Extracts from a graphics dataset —
+--

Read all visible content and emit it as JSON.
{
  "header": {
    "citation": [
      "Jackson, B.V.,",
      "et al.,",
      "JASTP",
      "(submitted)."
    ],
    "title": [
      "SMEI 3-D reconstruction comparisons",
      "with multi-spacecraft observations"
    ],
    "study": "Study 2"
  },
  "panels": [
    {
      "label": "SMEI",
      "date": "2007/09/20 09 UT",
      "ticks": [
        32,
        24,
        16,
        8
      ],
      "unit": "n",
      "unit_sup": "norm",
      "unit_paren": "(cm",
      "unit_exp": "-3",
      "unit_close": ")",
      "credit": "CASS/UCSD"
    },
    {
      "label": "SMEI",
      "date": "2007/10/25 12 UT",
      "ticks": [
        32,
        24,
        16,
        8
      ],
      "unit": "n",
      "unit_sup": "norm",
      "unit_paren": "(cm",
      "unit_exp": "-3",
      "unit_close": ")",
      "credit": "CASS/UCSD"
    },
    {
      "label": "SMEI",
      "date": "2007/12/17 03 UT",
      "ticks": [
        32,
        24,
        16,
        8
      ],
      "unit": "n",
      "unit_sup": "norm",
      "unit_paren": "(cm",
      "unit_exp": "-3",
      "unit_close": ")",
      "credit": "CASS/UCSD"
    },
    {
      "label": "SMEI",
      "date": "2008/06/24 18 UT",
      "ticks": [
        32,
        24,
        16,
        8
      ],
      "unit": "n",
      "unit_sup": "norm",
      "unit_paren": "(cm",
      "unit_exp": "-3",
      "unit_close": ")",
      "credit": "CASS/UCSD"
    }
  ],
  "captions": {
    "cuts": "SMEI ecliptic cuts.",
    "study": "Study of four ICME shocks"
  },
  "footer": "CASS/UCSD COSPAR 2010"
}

+--

What to work on —
Using the records above, find and show each line with the string "study".

Full response —
    "study": "Study 2"
    "study": "Study of four ICME shocks"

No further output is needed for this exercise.